What you are asked to do. Without the pictures, repeat the listing character for character.

Data lines.
____

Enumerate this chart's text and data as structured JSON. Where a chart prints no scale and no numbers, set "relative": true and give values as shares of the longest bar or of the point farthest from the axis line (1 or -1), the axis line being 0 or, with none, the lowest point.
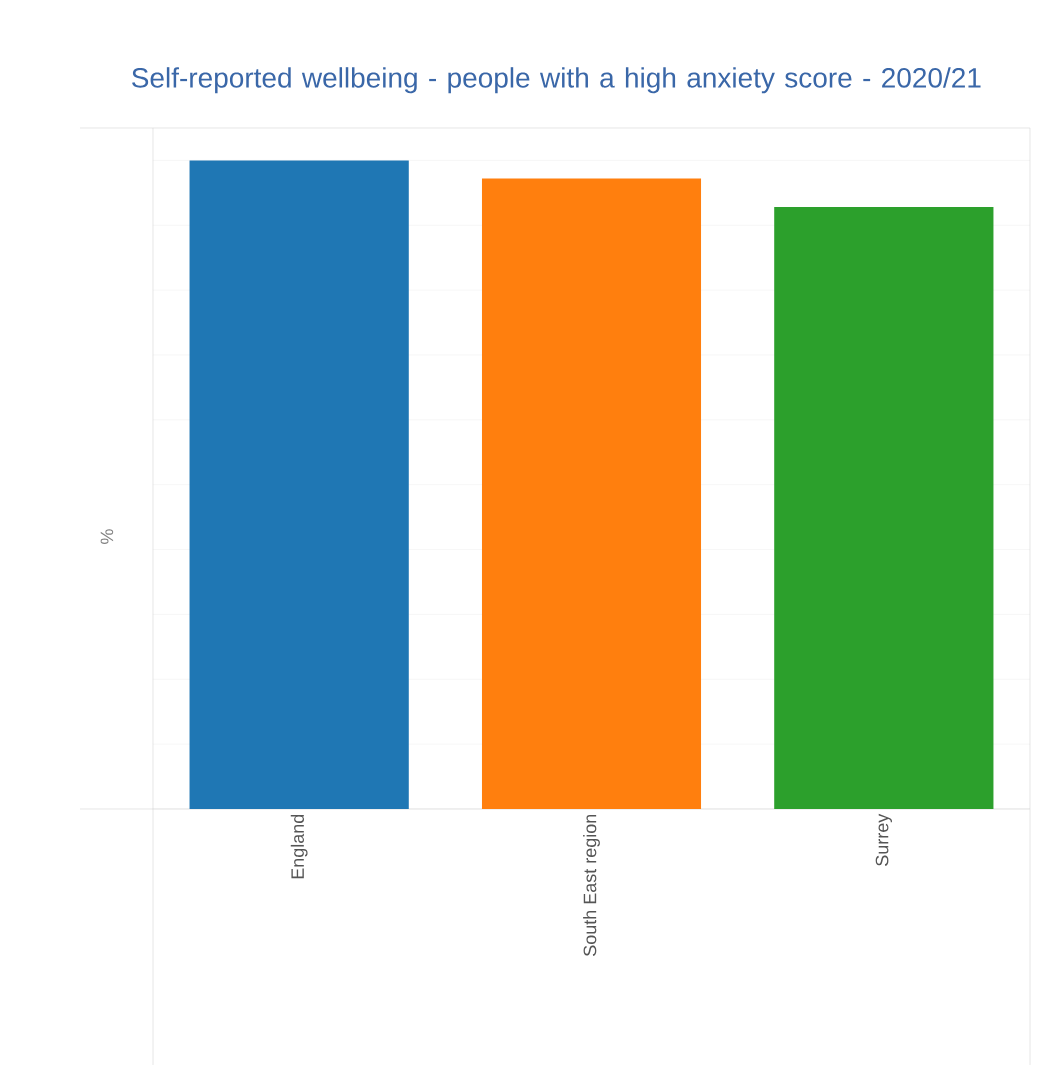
{
  "chart_data": {
    "type": "bar",
    "title": "Self-reported wellbeing - people with a high anxiety score - 2020/21",
    "ylabel": "%",
    "categories": [
      "England",
      "South East region",
      "Surrey"
    ],
    "values": [
      1,
      0.972,
      0.928
    ],
    "colors": [
      "#1f77b4",
      "#ff7f0e",
      "#2ca02c"
    ],
    "relative": true,
    "grid": "y"
  }
}
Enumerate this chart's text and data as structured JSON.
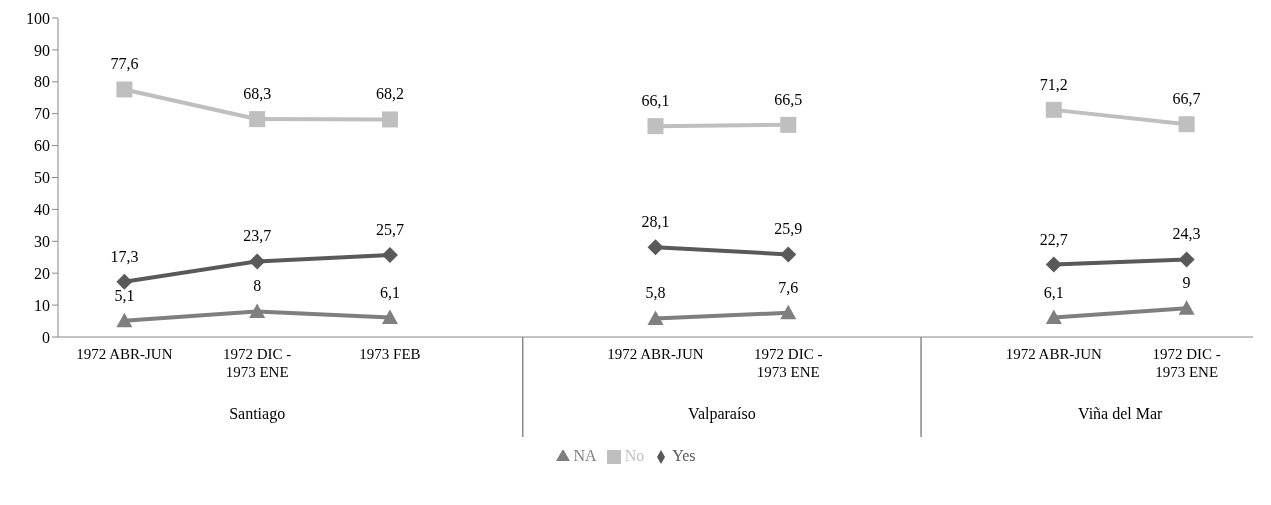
{
  "chart_data": {
    "type": "line",
    "categories": [
      "1972 ABR-JUN",
      "1972 DIC -\n1973 ENE",
      "1973 FEB",
      null,
      "1972 ABR-JUN",
      "1972 DIC -\n1973 ENE",
      null,
      "1972 ABR-JUN",
      "1972 DIC -\n1973 ENE"
    ],
    "series": [
      {
        "name": "Yes",
        "color": "#595959",
        "marker": "diamond",
        "values": [
          17.3,
          23.7,
          25.7,
          null,
          28.1,
          25.9,
          null,
          22.7,
          24.3
        ],
        "value_labels": [
          "17,3",
          "23,7",
          "25,7",
          null,
          "28,1",
          "25,9",
          null,
          "22,7",
          "24,3"
        ]
      },
      {
        "name": "No",
        "color": "#bfbfbf",
        "marker": "square",
        "values": [
          77.6,
          68.3,
          68.2,
          null,
          66.1,
          66.5,
          null,
          71.2,
          66.7
        ],
        "value_labels": [
          "77,6",
          "68,3",
          "68,2",
          null,
          "66,1",
          "66,5",
          null,
          "71,2",
          "66,7"
        ]
      },
      {
        "name": "NA",
        "color": "#7f7f7f",
        "marker": "triangle",
        "values": [
          5.1,
          8,
          6.1,
          null,
          5.8,
          7.6,
          null,
          6.1,
          9
        ],
        "value_labels": [
          "5,1",
          "8",
          "6,1",
          null,
          "5,8",
          "7,6",
          null,
          "6,1",
          "9"
        ]
      }
    ],
    "annotations": [
      "Santiago",
      "Valparaíso",
      "Viña del Mar"
    ],
    "ylim": [
      0,
      100
    ],
    "yticks": [
      0,
      10,
      20,
      30,
      40,
      50,
      60,
      70,
      80,
      90,
      100
    ],
    "grid": false,
    "legend": "bottom"
  }
}
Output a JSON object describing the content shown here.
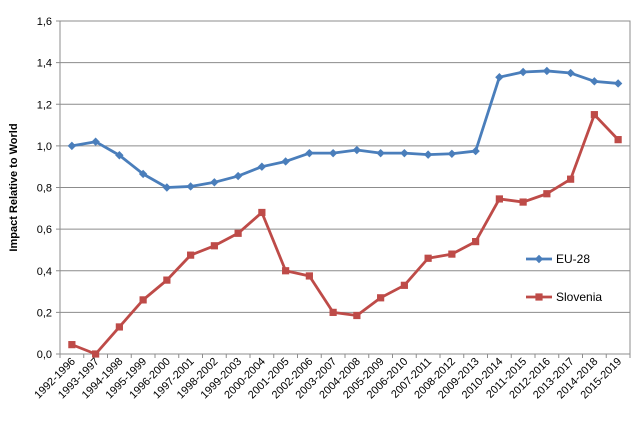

____

Correct result.
Enumerate this chart's text and data as structured JSON. Where a chart prints no scale and no numbers, set "relative": true and give values as shares of the longest bar or of the point farthest from the axis line (1 or -1), the axis line being 0 or, with none, the lowest point.
{
  "chart_data": {
    "type": "bar",
    "title": "Self-reported wellbeing - people with a high anxiety score - 2020/21",
    "ylabel": "%",
    "categories": [
      "England",
      "South East region",
      "Surrey"
    ],
    "values": [
      1,
      0.972,
      0.928
    ],
    "colors": [
      "#1f77b4",
      "#ff7f0e",
      "#2ca02c"
    ],
    "relative": true,
    "grid": "y"
  }
}
Enumerate this chart's text and data as structured JSON.
{
  "chart_data": {
    "type": "line",
    "categories": [
      "1972 ABR-JUN",
      "1972 DIC -\n1973 ENE",
      "1973 FEB",
      null,
      "1972 ABR-JUN",
      "1972 DIC -\n1973 ENE",
      null,
      "1972 ABR-JUN",
      "1972 DIC -\n1973 ENE"
    ],
    "series": [
      {
        "name": "Yes",
        "color": "#595959",
        "marker": "diamond",
        "values": [
          17.3,
          23.7,
          25.7,
          null,
          28.1,
          25.9,
          null,
          22.7,
          24.3
        ],
        "value_labels": [
          "17,3",
          "23,7",
          "25,7",
          null,
          "28,1",
          "25,9",
          null,
          "22,7",
          "24,3"
        ]
      },
      {
        "name": "No",
        "color": "#bfbfbf",
        "marker": "square",
        "values": [
          77.6,
          68.3,
          68.2,
          null,
          66.1,
          66.5,
          null,
          71.2,
          66.7
        ],
        "value_labels": [
          "77,6",
          "68,3",
          "68,2",
          null,
          "66,1",
          "66,5",
          null,
          "71,2",
          "66,7"
        ]
      },
      {
        "name": "NA",
        "color": "#7f7f7f",
        "marker": "triangle",
        "values": [
          5.1,
          8,
          6.1,
          null,
          5.8,
          7.6,
          null,
          6.1,
          9
        ],
        "value_labels": [
          "5,1",
          "8",
          "6,1",
          null,
          "5,8",
          "7,6",
          null,
          "6,1",
          "9"
        ]
      }
    ],
    "annotations": [
      "Santiago",
      "Valparaíso",
      "Viña del Mar"
    ],
    "ylim": [
      0,
      100
    ],
    "yticks": [
      0,
      10,
      20,
      30,
      40,
      50,
      60,
      70,
      80,
      90,
      100
    ],
    "grid": false,
    "legend": "bottom"
  }
}
Output a JSON object describing the content shown here.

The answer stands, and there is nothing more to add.